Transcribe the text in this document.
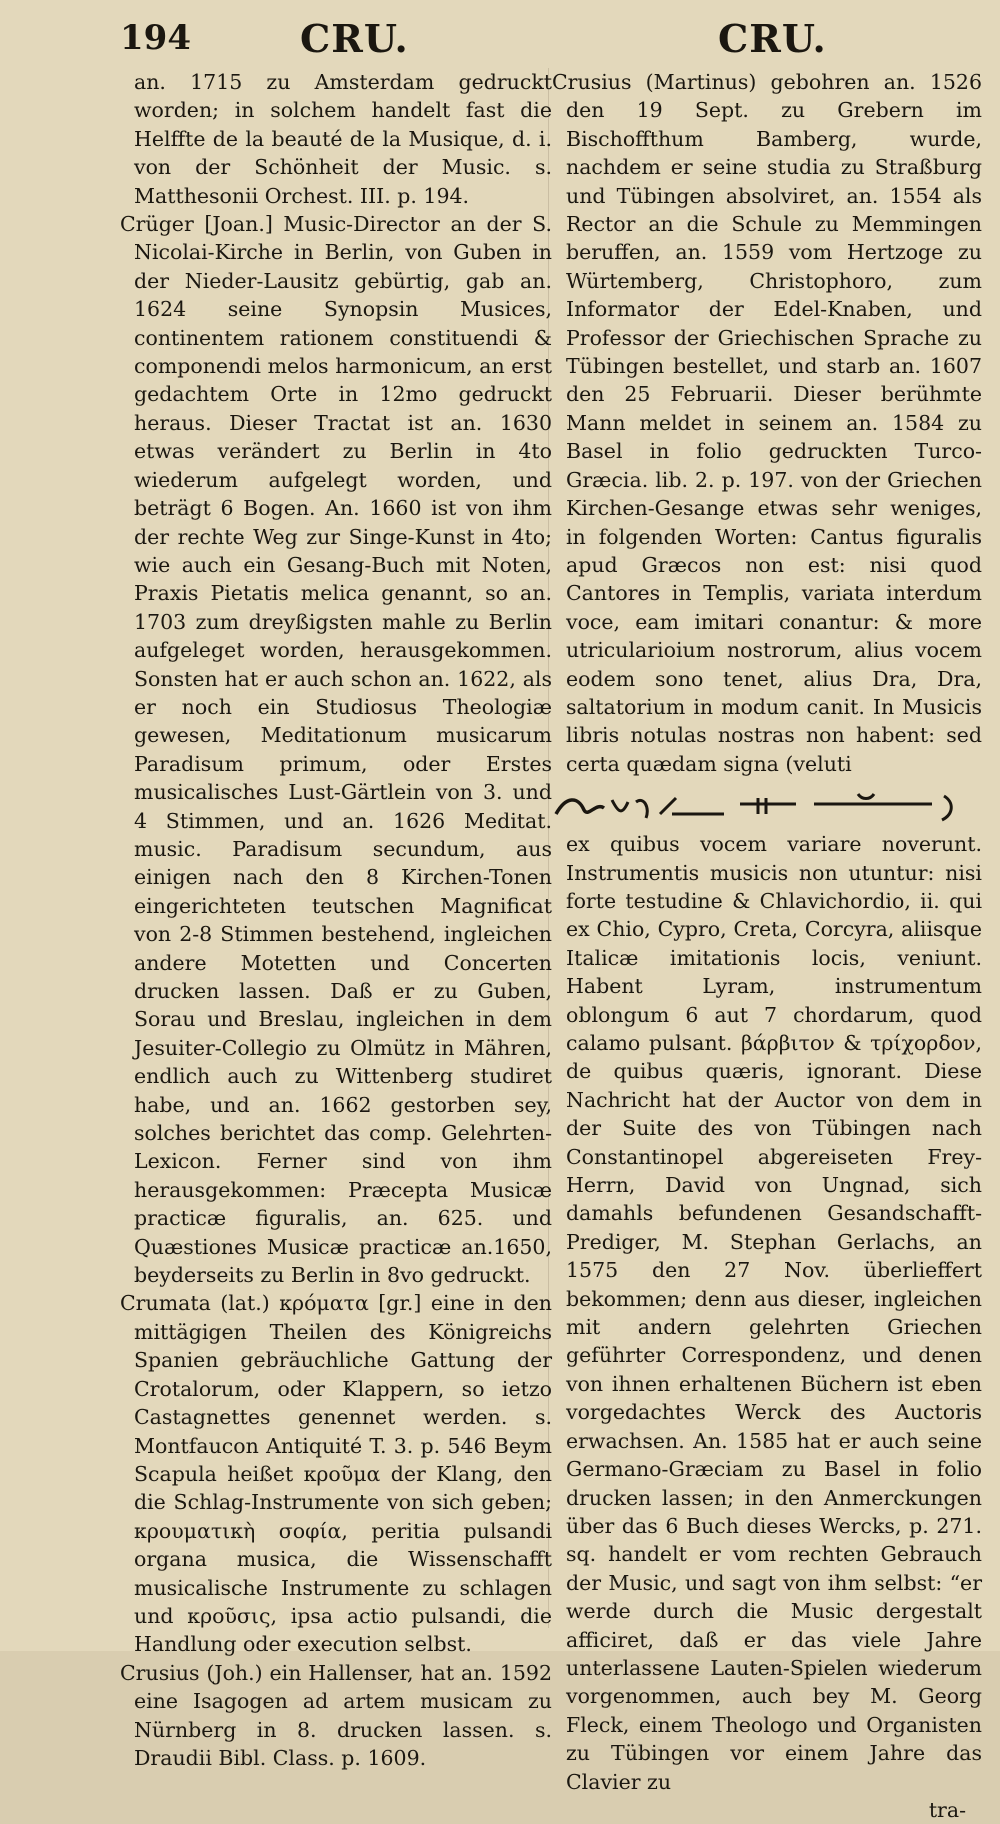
194	CRU.	CRU.

an. 1715 zu Amsterdam gedruckt worden; in solchem handelt fast die Helffte de la beauté de la Musique, d. i. von der Schönheit der Music. s. Matthesonii Orchest. III. p. 194.

Crüger [Joan.] Music-Director an der S. Nicolai-Kirche in Berlin, von Guben in der Nieder-Lausitz gebürtig, gab an. 1624 seine Synopsin Musices, continentem rationem constituendi & componendi melos harmonicum, an erst gedachtem Orte in 12mo gedruckt heraus. Dieser Tractat ist an. 1630 etwas verändert zu Berlin in 4to wiederum aufgelegt worden, und beträgt 6 Bogen. An. 1660 ist von ihm der rechte Weg zur Singe-Kunst in 4to; wie auch ein Gesang-Buch mit Noten, Praxis Pietatis melica genannt, so an. 1703 zum dreyßigsten mahle zu Berlin aufgeleget worden, herausgekommen. Sonsten hat er auch schon an. 1622, als er noch ein Studiosus Theologiæ gewesen, Meditationum musicarum Paradisum primum, oder Erstes musicalisches Lust-Gärtlein von 3. und 4 Stimmen, und an. 1626 Meditat. music. Paradisum secundum, aus einigen nach den 8 Kirchen-Tonen eingerichteten teutschen Magnificat von 2-8 Stimmen bestehend, ingleichen andere Motetten und Concerten drucken lassen. Daß er zu Guben, Sorau und Breslau, ingleichen in dem Jesuiter-Collegio zu Olmütz in Mähren, endlich auch zu Wittenberg studiret habe, und an. 1662 gestorben sey, solches berichtet das comp. Gelehrten-Lexicon. Ferner sind von ihm herausgekommen: Præcepta Musicæ practicæ figuralis, an. 625. und Quæstiones Musicæ practicæ an.1650, beyderseits zu Berlin in 8vo gedruckt.

Crumata (lat.) κρόματα [gr.] eine in den mittägigen Theilen des Königreichs Spanien gebräuchliche Gattung der Crotalorum, oder Klappern, so ietzo Castagnettes genennet werden. s. Montfaucon Antiquité T. 3. p. 546 Beym Scapula heißet κροῦμα der Klang, den die Schlag-Instrumente von sich geben; κρουματικὴ σοφία, peritia pulsandi organa musica, die Wissenschafft musicalische Instrumente zu schlagen und κροῦσις, ipsa actio pulsandi, die Handlung oder execution selbst.

Crusius (Joh.) ein Hallenser, hat an. 1592 eine Isagogen ad artem musicam zu Nürnberg in 8. drucken lassen. s. Draudii Bibl. Class. p. 1609.

Crusius (Martinus) gebohren an. 1526 den 19 Sept. zu Grebern im Bischoffthum Bamberg, wurde, nachdem er seine studia zu Straßburg und Tübingen absolviret, an. 1554 als Rector an die Schule zu Memmingen beruffen, an. 1559 vom Hertzoge zu Würtemberg, Christophoro, zum Informator der Edel-Knaben, und Professor der Griechischen Sprache zu Tübingen bestellet, und starb an. 1607 den 25 Februarii. Dieser berühmte Mann meldet in seinem an. 1584 zu Basel in folio gedruckten Turco-Græcia. lib. 2. p. 197. von der Griechen Kirchen-Gesange etwas sehr weniges, in folgenden Worten: Cantus figuralis apud Græcos non est: nisi quod Cantores in Templis, variata interdum voce, eam imitari conantur: & more utricularioium nostrorum, alius vocem eodem sono tenet, alius Dra, Dra, saltatorium in modum canit. In Musicis libris notulas nostras non habent: sed certa quædam signa (veluti

ex quibus vocem variare noverunt. Instrumentis musicis non utuntur: nisi forte testudine & Chlavichordio, ii. qui ex Chio, Cypro, Creta, Corcyra, aliisque Italicæ imitationis locis, veniunt. Habent Lyram, instrumentum oblongum 6 aut 7 chordarum, quod calamo pulsant. βάρβιτον & τρίχορδον, de quibus quæris, ignorant. Diese Nachricht hat der Auctor von dem in der Suite des von Tübingen nach Constantinopel abgereiseten Frey-Herrn, David von Ungnad, sich damahls befundenen Gesandschafft-Prediger, M. Stephan Gerlachs, an 1575 den 27 Nov. überlieffert bekommen; denn aus dieser, ingleichen mit andern gelehrten Griechen geführter Correspondenz, und denen von ihnen erhaltenen Büchern ist eben vorgedachtes Werck des Auctoris erwachsen. An. 1585 hat er auch seine Germano-Græciam zu Basel in folio drucken lassen; in den Anmerckungen über das 6 Buch dieses Wercks, p. 271. sq. handelt er vom rechten Gebrauch der Music, und sagt von ihm selbst: “er werde durch die Music dergestalt afficiret, daß er das viele Jahre unterlassene Lauten-Spielen wiederum vorgenommen, auch bey M. Georg Fleck, einem Theologo und Organisten zu Tübingen vor einem Jahre das Clavier zu

tra-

▶ ACTIVITY: No pictures, please. Output the listing above exactly as it stands.

▶ RESULT OF THIS EXERCISE:
Transcribe the text in this document.
194	CRU.	CRU.

an. 1715 zu Amsterdam gedruckt worden; in solchem handelt fast die Helffte de la beauté de la Musique, d. i. von der Schönheit der Music. s. Matthesonii Orchest. III. p. 194.

Crüger [Joan.] Music-Director an der S. Nicolai-Kirche in Berlin, von Guben in der Nieder-Lausitz gebürtig, gab an. 1624 seine Synopsin Musices, continentem rationem constituendi & componendi melos harmonicum, an erst gedachtem Orte in 12mo gedruckt heraus. Dieser Tractat ist an. 1630 etwas verändert zu Berlin in 4to wiederum aufgelegt worden, und beträgt 6 Bogen. An. 1660 ist von ihm der rechte Weg zur Singe-Kunst in 4to; wie auch ein Gesang-Buch mit Noten, Praxis Pietatis melica genannt, so an. 1703 zum dreyßigsten mahle zu Berlin aufgeleget worden, herausgekommen. Sonsten hat er auch schon an. 1622, als er noch ein Studiosus Theologiæ gewesen, Meditationum musicarum Paradisum primum, oder Erstes musicalisches Lust-Gärtlein von 3. und 4 Stimmen, und an. 1626 Meditat. music. Paradisum secundum, aus einigen nach den 8 Kirchen-Tonen eingerichteten teutschen Magnificat von 2-8 Stimmen bestehend, ingleichen andere Motetten und Concerten drucken lassen. Daß er zu Guben, Sorau und Breslau, ingleichen in dem Jesuiter-Collegio zu Olmütz in Mähren, endlich auch zu Wittenberg studiret habe, und an. 1662 gestorben sey, solches berichtet das comp. Gelehrten-Lexicon. Ferner sind von ihm herausgekommen: Præcepta Musicæ practicæ figuralis, an. 625. und Quæstiones Musicæ practicæ an.1650, beyderseits zu Berlin in 8vo gedruckt.

Crumata (lat.) κρόματα [gr.] eine in den mittägigen Theilen des Königreichs Spanien gebräuchliche Gattung der Crotalorum, oder Klappern, so ietzo Castagnettes genennet werden. s. Montfaucon Antiquité T. 3. p. 546 Beym Scapula heißet κροῦμα der Klang, den die Schlag-Instrumente von sich geben; κρουματικὴ σοφία, peritia pulsandi organa musica, die Wissenschafft musicalische Instrumente zu schlagen und κροῦσις, ipsa actio pulsandi, die Handlung oder execution selbst.

Crusius (Joh.) ein Hallenser, hat an. 1592 eine Isagogen ad artem musicam zu Nürnberg in 8. drucken lassen. s. Draudii Bibl. Class. p. 1609.

Crusius (Martinus) gebohren an. 1526 den 19 Sept. zu Grebern im Bischoffthum Bamberg, wurde, nachdem er seine studia zu Straßburg und Tübingen absolviret, an. 1554 als Rector an die Schule zu Memmingen beruffen, an. 1559 vom Hertzoge zu Würtemberg, Christophoro, zum Informator der Edel-Knaben, und Professor der Griechischen Sprache zu Tübingen bestellet, und starb an. 1607 den 25 Februarii. Dieser berühmte Mann meldet in seinem an. 1584 zu Basel in folio gedruckten Turco-Græcia. lib. 2. p. 197. von der Griechen Kirchen-Gesange etwas sehr weniges, in folgenden Worten: Cantus figuralis apud Græcos non est: nisi quod Cantores in Templis, variata interdum voce, eam imitari conantur: & more utricularioium nostrorum, alius vocem eodem sono tenet, alius Dra, Dra, saltatorium in modum canit. In Musicis libris notulas nostras non habent: sed certa quædam signa (veluti

ex quibus vocem variare noverunt. Instrumentis musicis non utuntur: nisi forte testudine & Chlavichordio, ii. qui ex Chio, Cypro, Creta, Corcyra, aliisque Italicæ imitationis locis, veniunt. Habent Lyram, instrumentum oblongum 6 aut 7 chordarum, quod calamo pulsant. βάρβιτον & τρίχορδον, de quibus quæris, ignorant. Diese Nachricht hat der Auctor von dem in der Suite des von Tübingen nach Constantinopel abgereiseten Frey-Herrn, David von Ungnad, sich damahls befundenen Gesandschafft-Prediger, M. Stephan Gerlachs, an 1575 den 27 Nov. überlieffert bekommen; denn aus dieser, ingleichen mit andern gelehrten Griechen geführter Correspondenz, und denen von ihnen erhaltenen Büchern ist eben vorgedachtes Werck des Auctoris erwachsen. An. 1585 hat er auch seine Germano-Græciam zu Basel in folio drucken lassen; in den Anmerckungen über das 6 Buch dieses Wercks, p. 271. sq. handelt er vom rechten Gebrauch der Music, und sagt von ihm selbst: “er werde durch die Music dergestalt afficiret, daß er das viele Jahre unterlassene Lauten-Spielen wiederum vorgenommen, auch bey M. Georg Fleck, einem Theologo und Organisten zu Tübingen vor einem Jahre das Clavier zu

tra-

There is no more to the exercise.